→ **Problem requirements**: Reproduce all lines of the listing below in which the word "Sohbetleri" occurs.

→ **Material shown**:
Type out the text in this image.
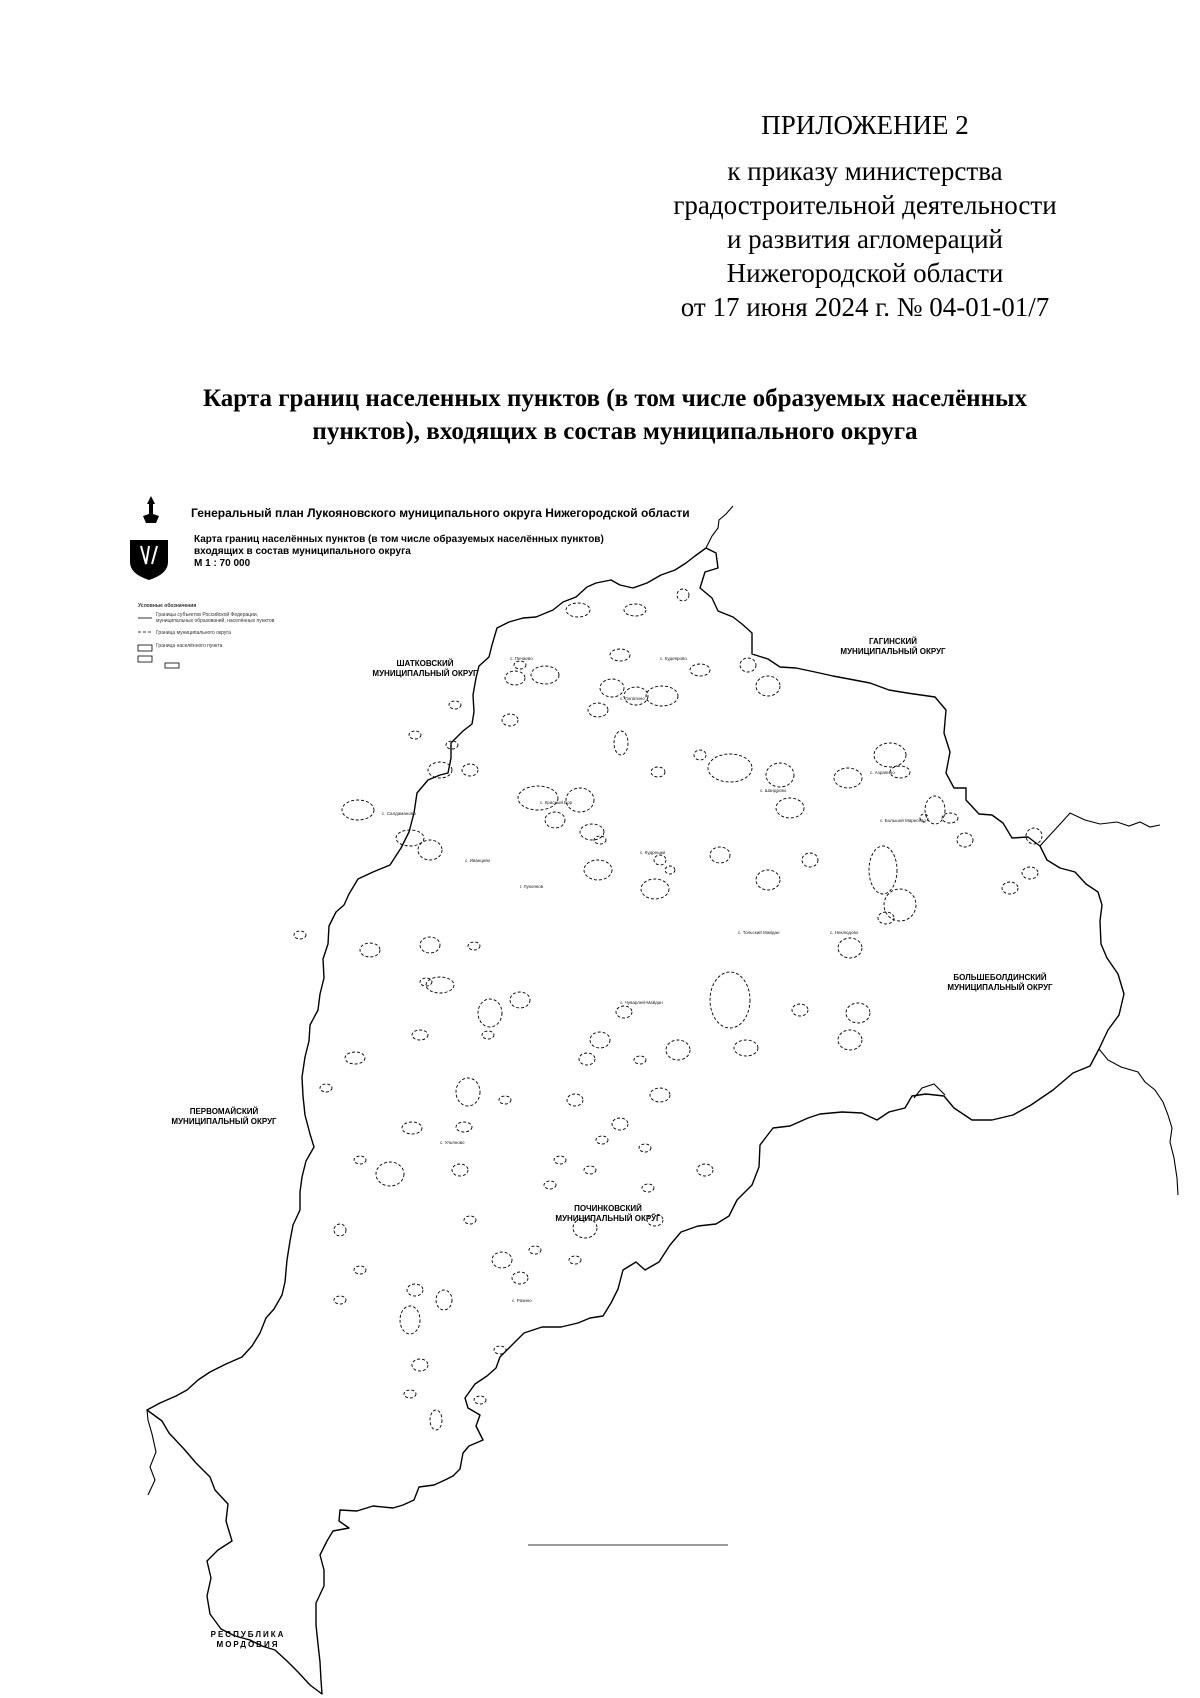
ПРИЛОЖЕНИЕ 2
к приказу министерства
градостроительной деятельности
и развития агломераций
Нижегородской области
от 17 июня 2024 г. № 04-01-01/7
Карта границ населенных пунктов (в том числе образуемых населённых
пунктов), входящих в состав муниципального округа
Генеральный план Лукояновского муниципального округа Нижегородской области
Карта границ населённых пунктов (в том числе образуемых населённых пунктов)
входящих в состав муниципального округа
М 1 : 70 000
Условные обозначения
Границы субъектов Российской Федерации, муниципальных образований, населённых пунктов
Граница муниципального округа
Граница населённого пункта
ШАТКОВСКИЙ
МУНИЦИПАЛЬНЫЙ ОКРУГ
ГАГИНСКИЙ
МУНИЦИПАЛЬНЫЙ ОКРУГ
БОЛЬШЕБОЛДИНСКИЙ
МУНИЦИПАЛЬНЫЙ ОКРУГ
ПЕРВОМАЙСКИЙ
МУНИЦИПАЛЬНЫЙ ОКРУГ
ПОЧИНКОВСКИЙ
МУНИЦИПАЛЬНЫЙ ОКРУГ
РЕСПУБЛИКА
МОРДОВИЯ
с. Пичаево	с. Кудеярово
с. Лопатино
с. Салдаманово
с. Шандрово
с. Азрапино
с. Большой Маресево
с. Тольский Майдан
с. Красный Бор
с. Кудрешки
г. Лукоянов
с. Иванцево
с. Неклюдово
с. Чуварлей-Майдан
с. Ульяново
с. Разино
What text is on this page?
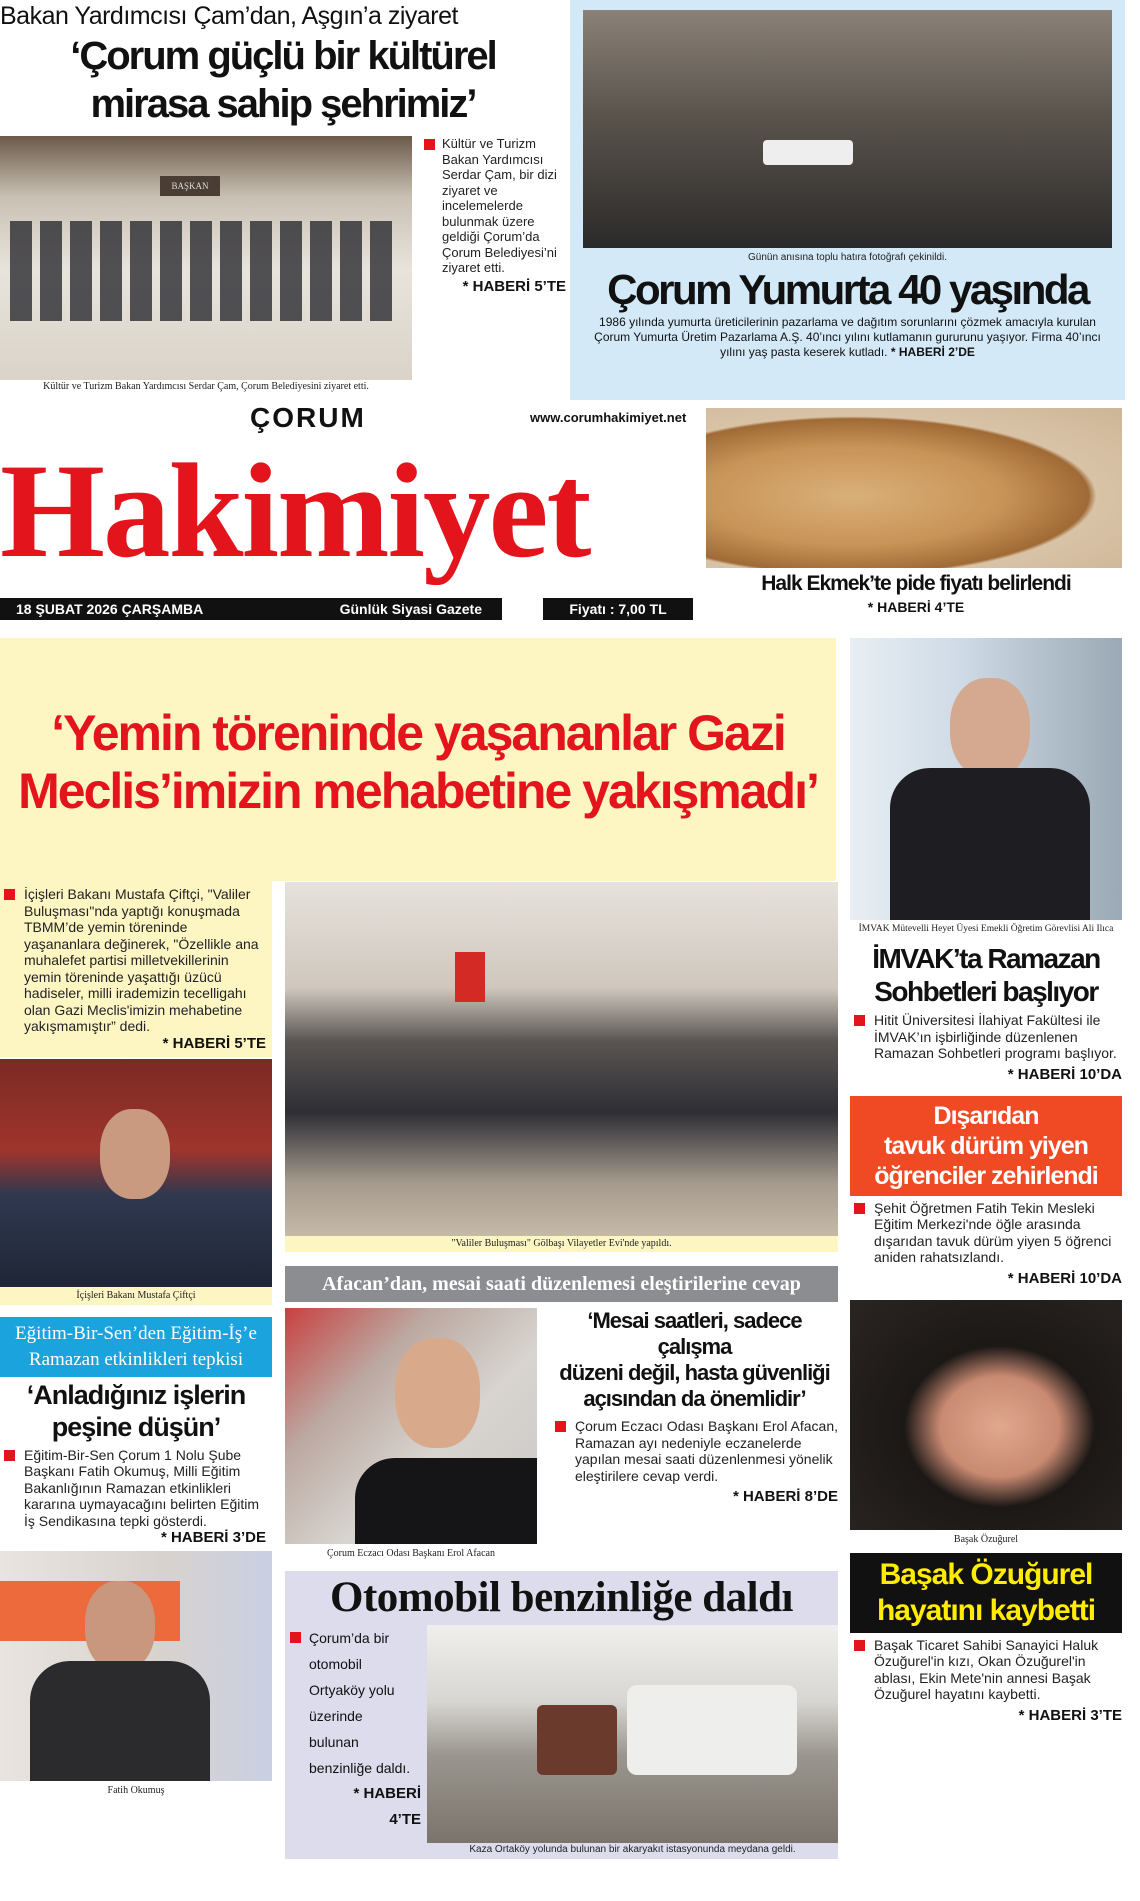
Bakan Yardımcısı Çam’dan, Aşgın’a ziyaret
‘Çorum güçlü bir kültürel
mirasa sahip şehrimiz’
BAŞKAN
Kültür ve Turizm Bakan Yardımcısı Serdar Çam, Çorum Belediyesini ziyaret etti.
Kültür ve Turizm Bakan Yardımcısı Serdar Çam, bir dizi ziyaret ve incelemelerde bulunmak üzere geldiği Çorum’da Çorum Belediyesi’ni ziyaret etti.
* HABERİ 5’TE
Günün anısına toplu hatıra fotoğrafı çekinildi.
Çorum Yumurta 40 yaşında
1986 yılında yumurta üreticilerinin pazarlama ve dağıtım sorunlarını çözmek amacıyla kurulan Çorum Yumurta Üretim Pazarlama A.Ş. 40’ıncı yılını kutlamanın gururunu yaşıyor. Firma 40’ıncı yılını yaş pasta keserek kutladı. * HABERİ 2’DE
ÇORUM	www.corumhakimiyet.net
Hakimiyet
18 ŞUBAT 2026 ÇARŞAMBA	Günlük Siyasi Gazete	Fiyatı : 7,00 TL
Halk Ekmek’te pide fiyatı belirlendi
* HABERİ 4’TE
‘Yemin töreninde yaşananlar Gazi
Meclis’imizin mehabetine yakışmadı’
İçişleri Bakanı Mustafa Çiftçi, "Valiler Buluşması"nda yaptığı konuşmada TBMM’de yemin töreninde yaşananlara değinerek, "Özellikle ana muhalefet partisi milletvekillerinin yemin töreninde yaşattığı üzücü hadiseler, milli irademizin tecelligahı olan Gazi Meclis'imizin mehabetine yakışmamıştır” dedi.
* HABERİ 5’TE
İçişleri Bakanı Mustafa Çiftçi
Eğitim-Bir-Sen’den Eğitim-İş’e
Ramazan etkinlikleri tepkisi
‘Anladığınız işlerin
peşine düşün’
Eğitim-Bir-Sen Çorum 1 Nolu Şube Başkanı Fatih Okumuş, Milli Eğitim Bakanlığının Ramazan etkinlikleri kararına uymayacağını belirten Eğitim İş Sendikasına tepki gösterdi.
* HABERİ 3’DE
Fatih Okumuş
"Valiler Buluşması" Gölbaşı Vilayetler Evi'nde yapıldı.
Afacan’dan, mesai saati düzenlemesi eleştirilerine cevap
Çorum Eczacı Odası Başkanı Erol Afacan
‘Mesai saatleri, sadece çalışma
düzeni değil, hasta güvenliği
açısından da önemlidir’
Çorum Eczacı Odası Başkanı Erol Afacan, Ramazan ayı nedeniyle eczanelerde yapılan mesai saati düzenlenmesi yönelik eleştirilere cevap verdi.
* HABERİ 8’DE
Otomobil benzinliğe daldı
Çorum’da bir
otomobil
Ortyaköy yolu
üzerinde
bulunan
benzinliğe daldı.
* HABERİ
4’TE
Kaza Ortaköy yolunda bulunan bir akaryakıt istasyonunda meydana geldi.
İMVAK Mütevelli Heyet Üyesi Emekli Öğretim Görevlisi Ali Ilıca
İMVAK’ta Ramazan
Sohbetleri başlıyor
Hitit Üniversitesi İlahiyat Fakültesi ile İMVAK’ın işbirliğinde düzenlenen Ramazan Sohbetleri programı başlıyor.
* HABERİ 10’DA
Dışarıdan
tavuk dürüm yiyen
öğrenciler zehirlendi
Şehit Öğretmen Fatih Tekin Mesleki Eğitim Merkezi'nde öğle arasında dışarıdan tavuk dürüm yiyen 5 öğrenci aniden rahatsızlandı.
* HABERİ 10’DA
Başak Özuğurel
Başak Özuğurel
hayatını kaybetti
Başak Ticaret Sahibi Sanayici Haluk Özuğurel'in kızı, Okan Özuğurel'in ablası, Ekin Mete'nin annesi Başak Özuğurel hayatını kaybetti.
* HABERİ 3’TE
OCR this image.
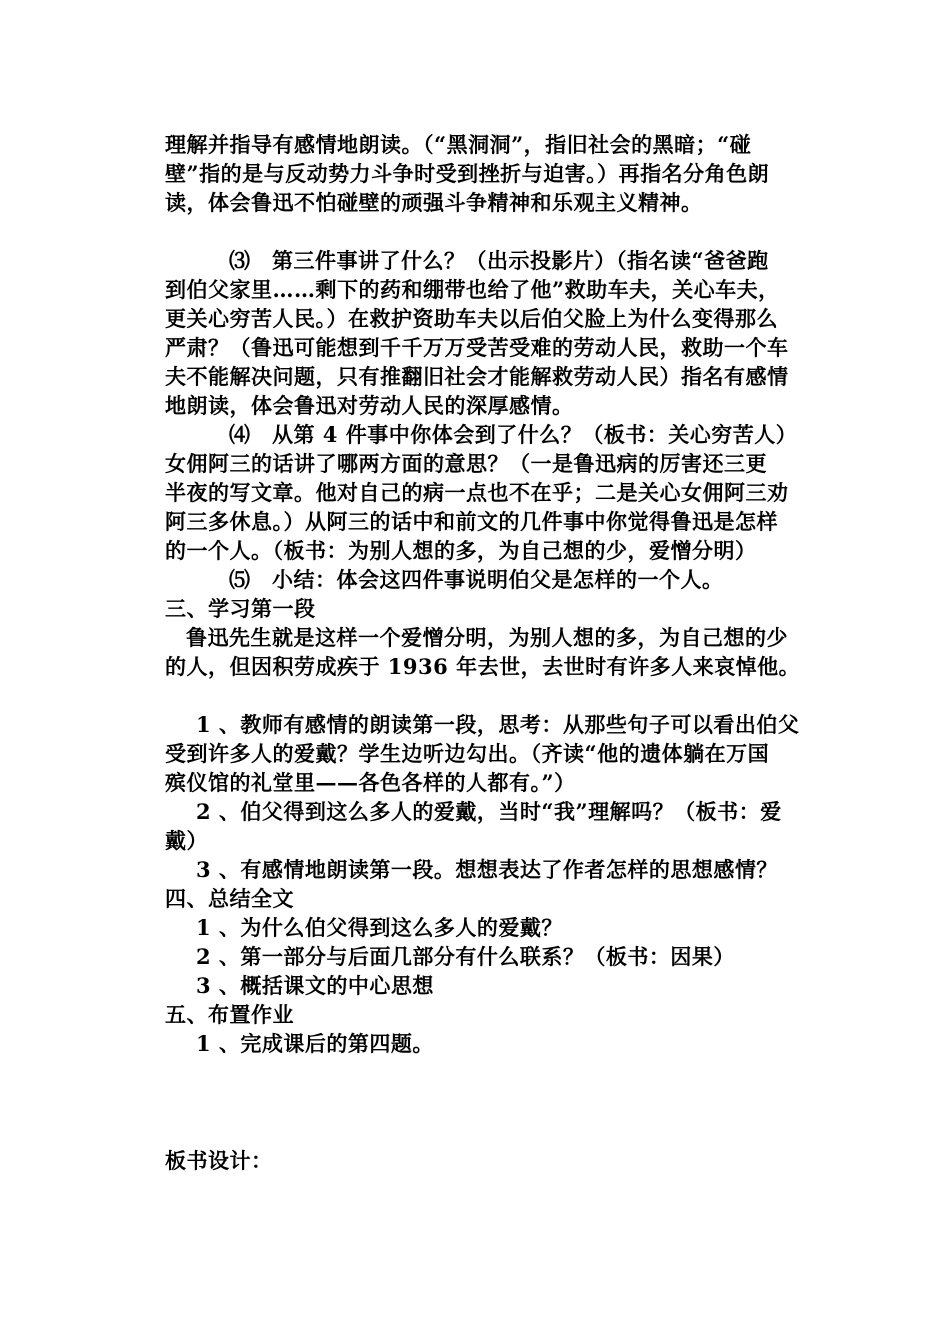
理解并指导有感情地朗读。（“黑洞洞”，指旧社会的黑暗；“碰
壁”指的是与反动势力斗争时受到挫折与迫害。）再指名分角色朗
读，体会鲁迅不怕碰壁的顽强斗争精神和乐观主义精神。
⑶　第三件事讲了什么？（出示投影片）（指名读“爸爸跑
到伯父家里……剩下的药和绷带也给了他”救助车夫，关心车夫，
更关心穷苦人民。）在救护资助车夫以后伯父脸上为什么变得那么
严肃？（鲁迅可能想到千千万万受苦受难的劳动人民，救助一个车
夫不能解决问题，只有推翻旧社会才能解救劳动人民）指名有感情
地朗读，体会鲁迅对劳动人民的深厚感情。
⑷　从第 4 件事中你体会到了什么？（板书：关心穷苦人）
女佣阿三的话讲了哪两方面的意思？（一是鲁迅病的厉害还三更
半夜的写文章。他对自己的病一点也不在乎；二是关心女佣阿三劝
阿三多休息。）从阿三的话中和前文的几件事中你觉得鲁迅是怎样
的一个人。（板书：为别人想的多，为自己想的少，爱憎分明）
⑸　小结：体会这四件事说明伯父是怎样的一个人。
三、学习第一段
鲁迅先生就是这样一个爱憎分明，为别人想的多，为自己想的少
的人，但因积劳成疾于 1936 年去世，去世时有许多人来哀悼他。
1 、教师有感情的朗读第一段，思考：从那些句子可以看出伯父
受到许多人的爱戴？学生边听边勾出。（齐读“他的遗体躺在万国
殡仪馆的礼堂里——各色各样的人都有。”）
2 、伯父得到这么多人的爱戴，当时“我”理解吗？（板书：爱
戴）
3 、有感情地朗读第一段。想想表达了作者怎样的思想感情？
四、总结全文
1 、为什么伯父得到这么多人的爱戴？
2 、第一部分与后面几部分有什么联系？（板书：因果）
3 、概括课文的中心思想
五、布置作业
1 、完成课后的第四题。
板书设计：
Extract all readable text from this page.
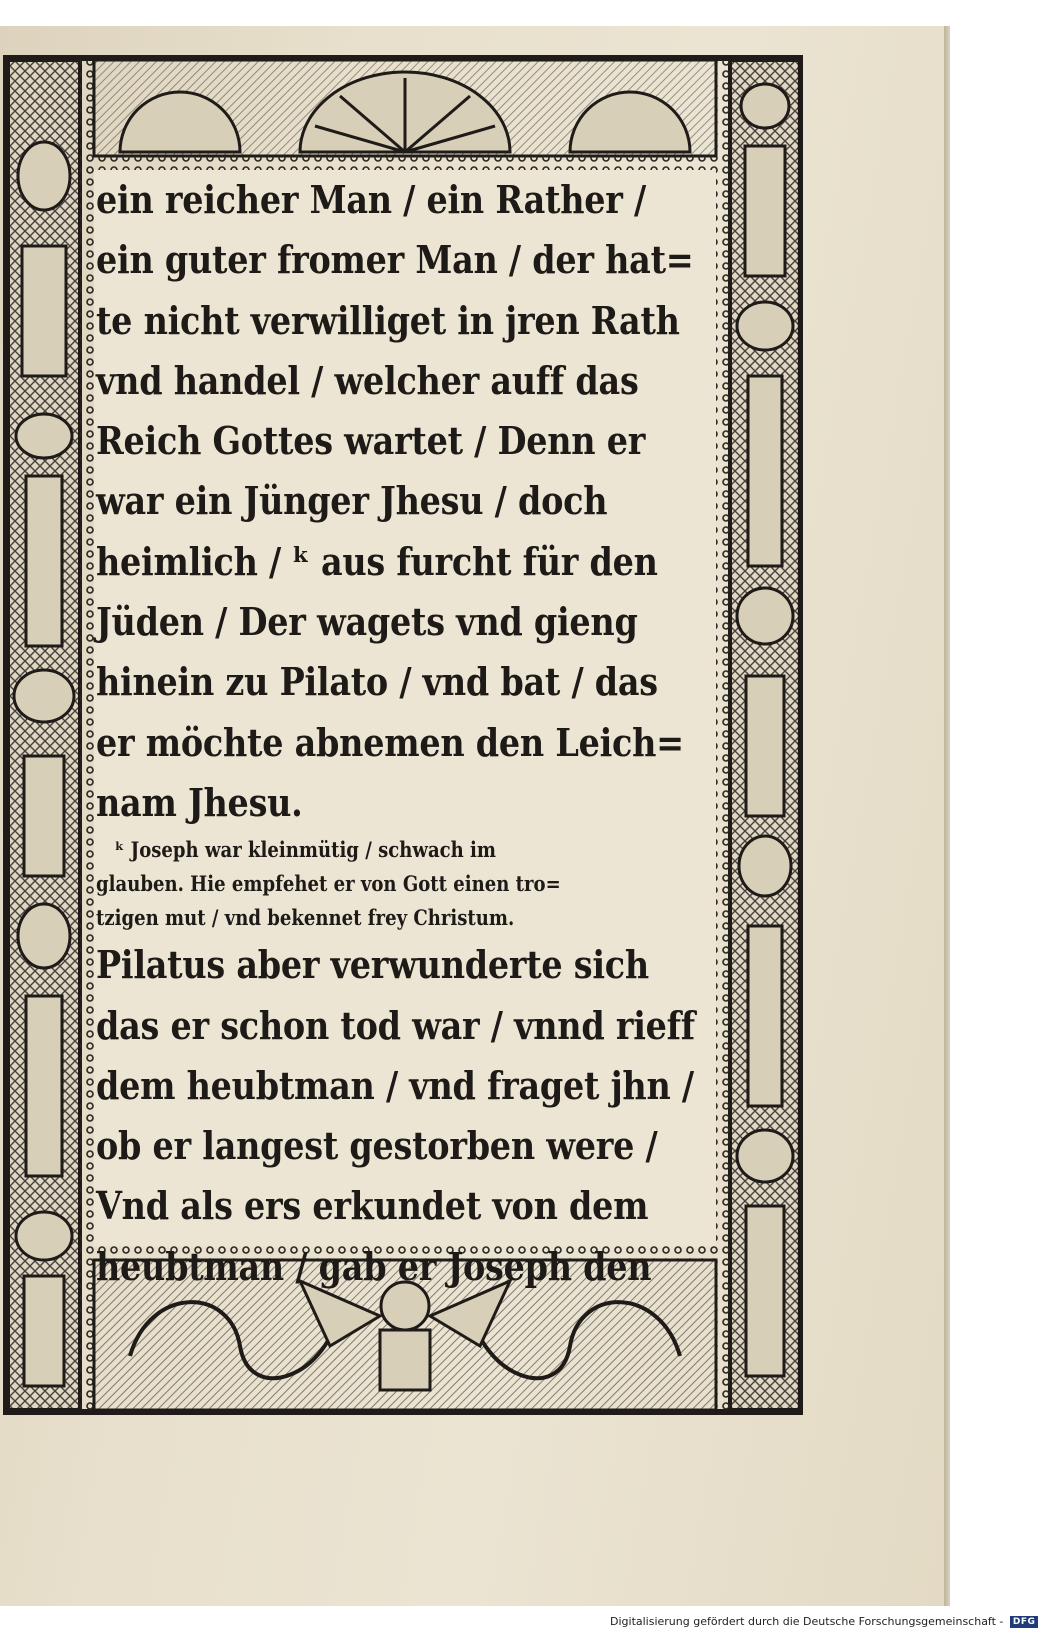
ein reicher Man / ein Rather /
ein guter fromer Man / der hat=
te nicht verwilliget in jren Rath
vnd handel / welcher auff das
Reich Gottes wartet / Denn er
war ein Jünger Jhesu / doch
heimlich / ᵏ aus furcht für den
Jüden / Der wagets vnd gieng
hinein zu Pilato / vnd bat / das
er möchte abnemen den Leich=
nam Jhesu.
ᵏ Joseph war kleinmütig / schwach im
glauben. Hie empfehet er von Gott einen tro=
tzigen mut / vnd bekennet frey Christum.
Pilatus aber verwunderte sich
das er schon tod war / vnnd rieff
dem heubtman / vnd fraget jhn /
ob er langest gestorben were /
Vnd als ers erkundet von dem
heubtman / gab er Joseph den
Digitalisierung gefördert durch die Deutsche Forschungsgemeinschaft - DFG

→ **Task result**:
Sohbetleri başlıyor
Hitit Üniversitesi İlahiyat Fakültesi ile İMVAK’ın işbirliğinde düzenlenen Ramazan Sohbetleri programı başlıyor.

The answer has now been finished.